[WORK REQUIRED] Of all the lines in the material, how many contain the word "text"? State the number alone.

[MATERIAL FOR THIS EXERCISE]

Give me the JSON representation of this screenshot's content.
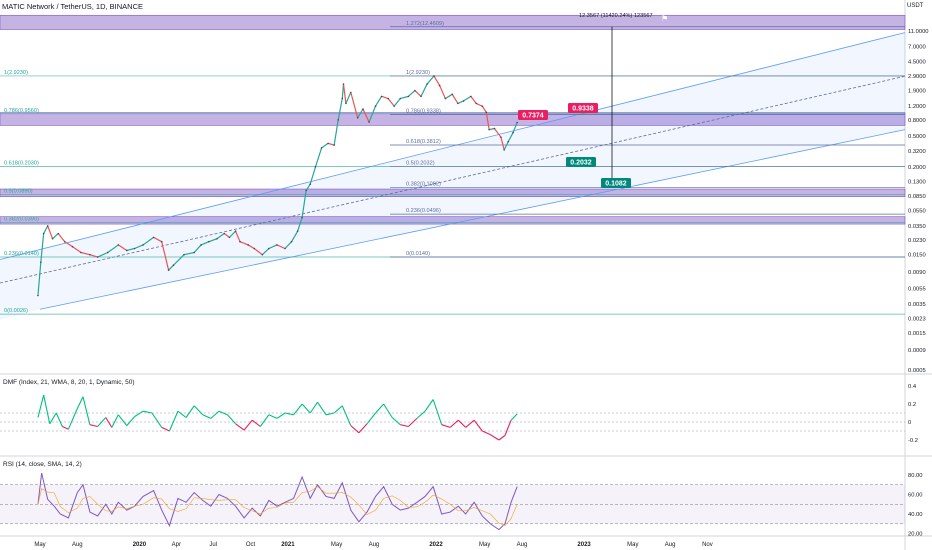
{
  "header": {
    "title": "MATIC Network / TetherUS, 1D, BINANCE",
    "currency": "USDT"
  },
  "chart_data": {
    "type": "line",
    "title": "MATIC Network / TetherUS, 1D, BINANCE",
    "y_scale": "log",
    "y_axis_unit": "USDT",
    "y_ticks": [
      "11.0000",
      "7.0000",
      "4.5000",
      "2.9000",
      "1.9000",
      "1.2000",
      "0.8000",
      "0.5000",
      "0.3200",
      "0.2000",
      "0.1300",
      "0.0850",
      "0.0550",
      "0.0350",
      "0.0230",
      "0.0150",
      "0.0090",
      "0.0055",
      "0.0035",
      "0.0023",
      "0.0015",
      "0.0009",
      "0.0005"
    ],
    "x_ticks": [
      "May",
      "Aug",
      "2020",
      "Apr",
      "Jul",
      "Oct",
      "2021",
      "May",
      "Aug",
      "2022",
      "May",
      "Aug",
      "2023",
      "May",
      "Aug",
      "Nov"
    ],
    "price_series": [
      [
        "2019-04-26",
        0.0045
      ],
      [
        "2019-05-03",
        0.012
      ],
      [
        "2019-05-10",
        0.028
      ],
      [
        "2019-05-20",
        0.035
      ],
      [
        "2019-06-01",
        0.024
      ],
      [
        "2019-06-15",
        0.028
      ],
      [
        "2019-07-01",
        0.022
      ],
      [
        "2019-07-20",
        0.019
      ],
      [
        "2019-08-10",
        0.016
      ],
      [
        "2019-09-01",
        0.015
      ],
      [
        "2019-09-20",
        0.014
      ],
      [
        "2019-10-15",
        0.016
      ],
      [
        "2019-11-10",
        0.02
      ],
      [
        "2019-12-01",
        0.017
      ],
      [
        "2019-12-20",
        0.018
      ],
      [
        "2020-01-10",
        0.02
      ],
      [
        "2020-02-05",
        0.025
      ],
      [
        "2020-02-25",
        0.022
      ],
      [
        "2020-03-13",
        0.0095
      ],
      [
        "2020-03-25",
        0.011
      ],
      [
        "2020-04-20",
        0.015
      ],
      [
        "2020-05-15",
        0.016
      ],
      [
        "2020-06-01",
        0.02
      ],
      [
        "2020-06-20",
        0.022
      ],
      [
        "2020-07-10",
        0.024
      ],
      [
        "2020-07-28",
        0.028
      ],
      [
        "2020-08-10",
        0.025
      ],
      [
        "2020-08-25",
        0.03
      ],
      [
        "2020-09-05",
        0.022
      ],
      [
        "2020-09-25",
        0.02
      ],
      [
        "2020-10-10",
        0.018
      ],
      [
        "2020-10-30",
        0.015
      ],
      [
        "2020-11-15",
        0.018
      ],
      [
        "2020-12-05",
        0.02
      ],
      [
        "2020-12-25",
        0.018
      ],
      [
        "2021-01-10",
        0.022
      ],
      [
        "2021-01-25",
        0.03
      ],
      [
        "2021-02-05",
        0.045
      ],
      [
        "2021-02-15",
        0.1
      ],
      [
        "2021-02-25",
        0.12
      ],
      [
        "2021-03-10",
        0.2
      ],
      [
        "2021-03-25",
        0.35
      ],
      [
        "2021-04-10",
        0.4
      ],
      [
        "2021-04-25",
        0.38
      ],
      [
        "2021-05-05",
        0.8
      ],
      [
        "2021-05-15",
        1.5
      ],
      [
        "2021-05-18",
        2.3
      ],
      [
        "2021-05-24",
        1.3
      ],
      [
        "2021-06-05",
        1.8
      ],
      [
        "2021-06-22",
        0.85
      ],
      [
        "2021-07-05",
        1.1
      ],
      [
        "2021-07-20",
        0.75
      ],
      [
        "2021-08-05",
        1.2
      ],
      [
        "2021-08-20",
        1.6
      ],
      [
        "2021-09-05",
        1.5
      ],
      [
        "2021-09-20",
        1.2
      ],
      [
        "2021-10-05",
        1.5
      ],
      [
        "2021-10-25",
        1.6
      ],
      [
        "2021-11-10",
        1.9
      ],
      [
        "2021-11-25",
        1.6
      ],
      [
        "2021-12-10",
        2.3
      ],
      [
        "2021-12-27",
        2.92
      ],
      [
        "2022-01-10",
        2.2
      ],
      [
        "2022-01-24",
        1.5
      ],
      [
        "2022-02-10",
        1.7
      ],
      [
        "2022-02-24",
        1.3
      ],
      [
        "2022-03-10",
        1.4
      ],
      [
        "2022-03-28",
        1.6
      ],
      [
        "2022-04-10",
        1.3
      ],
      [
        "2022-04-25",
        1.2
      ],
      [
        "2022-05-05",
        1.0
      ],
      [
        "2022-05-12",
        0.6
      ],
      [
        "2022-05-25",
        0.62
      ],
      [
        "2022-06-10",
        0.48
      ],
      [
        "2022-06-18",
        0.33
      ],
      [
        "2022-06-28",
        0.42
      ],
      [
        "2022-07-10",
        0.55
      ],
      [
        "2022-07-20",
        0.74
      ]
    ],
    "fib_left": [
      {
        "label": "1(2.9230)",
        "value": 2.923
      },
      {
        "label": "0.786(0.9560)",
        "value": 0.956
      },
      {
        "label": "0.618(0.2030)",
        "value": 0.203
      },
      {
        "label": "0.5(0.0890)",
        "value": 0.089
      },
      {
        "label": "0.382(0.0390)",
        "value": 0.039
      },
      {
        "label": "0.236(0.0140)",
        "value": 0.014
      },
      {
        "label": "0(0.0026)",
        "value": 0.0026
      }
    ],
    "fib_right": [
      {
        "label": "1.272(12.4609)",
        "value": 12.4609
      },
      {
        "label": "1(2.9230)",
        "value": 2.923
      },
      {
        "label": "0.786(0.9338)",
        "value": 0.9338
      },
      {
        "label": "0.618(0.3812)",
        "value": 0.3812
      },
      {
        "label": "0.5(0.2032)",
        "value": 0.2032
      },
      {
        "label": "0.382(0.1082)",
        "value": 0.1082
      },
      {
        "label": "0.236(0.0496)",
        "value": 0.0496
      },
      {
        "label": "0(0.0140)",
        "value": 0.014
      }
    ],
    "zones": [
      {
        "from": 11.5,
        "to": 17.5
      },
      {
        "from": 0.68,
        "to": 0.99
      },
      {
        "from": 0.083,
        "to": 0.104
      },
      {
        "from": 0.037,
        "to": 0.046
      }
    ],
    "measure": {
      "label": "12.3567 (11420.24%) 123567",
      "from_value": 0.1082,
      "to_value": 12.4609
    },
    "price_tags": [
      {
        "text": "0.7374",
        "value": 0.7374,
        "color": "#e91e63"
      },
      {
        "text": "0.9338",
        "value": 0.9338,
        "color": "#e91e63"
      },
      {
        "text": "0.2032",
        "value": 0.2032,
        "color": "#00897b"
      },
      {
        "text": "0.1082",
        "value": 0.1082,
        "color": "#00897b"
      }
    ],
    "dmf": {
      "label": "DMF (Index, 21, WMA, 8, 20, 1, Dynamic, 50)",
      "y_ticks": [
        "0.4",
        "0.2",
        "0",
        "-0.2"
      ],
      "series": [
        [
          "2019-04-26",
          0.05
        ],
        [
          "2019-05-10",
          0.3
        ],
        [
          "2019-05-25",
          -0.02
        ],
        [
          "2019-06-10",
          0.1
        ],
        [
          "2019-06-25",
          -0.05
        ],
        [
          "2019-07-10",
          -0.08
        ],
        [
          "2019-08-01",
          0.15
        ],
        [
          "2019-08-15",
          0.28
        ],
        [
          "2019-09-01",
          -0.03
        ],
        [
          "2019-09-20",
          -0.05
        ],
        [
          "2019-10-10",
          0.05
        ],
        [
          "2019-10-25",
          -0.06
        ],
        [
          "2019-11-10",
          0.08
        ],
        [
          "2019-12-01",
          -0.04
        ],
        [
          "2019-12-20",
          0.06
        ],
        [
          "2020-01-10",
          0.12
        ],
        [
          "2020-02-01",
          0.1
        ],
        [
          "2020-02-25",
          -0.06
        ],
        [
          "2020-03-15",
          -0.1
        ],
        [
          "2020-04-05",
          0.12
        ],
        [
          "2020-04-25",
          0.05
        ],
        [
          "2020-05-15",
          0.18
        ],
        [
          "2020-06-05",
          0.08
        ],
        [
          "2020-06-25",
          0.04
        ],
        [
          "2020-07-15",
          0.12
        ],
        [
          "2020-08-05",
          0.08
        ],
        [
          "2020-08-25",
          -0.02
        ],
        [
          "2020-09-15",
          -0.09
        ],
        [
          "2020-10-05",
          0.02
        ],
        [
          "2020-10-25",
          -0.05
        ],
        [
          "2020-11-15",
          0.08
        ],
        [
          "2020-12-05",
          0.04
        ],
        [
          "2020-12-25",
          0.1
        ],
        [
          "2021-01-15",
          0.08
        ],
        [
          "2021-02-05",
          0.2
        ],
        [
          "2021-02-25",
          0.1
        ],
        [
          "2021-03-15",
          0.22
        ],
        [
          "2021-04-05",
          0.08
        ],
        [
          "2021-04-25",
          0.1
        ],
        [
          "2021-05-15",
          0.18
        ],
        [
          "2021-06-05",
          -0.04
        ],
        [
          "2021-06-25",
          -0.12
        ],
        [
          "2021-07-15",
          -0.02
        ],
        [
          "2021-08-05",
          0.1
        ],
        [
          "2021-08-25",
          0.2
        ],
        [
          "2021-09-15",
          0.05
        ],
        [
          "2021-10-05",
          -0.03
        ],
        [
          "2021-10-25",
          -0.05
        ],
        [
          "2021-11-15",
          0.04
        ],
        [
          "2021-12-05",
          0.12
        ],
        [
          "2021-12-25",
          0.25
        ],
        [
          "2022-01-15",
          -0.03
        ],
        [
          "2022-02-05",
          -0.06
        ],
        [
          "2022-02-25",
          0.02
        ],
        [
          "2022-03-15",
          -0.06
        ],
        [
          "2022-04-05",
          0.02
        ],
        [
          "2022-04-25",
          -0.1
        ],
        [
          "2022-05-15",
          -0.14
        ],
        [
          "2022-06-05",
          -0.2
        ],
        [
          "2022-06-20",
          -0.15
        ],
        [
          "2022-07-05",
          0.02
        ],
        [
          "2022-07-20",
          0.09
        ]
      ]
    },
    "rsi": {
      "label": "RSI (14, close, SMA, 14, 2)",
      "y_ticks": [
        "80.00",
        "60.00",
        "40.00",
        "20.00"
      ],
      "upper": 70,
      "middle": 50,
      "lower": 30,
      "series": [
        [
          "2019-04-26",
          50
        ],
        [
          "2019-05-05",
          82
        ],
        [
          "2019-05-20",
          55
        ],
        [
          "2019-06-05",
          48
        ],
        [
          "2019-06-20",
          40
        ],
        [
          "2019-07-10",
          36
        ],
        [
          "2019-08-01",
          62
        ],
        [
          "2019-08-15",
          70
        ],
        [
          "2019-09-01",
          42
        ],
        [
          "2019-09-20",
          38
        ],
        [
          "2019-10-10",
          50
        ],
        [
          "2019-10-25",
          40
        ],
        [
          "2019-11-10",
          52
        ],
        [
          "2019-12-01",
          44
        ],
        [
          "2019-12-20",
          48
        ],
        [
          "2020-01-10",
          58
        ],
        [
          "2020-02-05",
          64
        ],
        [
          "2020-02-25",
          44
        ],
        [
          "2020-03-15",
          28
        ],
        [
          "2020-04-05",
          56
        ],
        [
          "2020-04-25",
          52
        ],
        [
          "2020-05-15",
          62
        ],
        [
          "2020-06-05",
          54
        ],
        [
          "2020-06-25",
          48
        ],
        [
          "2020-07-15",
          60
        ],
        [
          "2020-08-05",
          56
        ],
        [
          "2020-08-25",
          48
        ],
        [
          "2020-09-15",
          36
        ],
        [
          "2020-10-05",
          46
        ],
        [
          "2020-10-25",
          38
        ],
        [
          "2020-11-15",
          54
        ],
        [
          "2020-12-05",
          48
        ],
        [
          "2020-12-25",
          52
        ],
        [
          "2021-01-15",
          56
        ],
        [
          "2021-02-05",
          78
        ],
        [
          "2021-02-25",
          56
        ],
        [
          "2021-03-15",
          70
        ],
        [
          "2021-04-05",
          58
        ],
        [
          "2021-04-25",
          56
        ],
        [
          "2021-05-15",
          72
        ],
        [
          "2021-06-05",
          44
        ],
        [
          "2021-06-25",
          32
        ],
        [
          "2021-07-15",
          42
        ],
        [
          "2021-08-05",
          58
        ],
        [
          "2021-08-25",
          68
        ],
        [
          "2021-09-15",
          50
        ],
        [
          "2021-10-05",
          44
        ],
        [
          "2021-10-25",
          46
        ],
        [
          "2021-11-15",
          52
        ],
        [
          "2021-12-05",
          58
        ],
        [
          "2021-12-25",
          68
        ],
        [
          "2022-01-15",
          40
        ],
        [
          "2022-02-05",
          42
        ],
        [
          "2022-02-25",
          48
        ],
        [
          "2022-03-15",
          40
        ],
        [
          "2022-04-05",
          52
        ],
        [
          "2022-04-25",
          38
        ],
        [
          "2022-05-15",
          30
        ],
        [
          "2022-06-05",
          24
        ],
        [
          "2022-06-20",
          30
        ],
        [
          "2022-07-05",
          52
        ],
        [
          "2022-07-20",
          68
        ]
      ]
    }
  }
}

[WORKED ANSWER] 4